Problem:
Read the records below and copy each line that contains "color".
start
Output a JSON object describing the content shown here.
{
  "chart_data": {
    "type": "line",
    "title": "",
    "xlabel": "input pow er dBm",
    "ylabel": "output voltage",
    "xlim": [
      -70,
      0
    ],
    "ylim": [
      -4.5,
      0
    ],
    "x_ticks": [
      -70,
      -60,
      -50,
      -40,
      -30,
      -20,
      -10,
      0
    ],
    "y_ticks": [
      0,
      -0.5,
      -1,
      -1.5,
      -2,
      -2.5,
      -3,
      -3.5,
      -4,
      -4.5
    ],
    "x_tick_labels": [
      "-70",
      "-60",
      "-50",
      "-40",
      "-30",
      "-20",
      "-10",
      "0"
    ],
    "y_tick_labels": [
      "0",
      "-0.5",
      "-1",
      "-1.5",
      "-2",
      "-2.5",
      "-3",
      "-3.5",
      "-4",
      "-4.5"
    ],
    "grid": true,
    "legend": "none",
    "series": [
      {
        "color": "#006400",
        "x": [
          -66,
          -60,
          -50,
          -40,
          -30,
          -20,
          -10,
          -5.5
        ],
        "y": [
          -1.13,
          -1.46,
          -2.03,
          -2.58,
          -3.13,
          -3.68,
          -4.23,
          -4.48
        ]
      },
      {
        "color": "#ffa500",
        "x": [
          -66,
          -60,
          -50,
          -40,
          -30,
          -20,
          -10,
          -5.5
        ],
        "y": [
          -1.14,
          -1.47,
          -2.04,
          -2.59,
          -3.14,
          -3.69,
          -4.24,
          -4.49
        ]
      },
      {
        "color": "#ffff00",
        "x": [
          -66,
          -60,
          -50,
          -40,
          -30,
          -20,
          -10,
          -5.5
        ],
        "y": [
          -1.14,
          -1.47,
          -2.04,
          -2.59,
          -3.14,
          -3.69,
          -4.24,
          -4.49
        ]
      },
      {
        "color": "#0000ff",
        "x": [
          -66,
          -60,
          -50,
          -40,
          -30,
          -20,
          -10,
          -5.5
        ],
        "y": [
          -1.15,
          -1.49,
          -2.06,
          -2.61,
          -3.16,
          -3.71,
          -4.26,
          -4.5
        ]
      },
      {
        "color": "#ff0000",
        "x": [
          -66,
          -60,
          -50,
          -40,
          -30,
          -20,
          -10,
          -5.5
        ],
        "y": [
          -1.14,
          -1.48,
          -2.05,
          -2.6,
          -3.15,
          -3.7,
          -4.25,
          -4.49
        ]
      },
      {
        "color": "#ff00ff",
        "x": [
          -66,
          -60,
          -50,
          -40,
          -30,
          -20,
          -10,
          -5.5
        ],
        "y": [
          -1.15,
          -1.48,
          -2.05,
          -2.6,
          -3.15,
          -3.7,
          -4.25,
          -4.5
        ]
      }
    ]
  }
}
end
Exercise answer:
        "color": "#006400",
        "color": "#ffa500",
        "color": "#ffff00",
        "color": "#0000ff",
        "color": "#ff0000",
        "color": "#ff00ff",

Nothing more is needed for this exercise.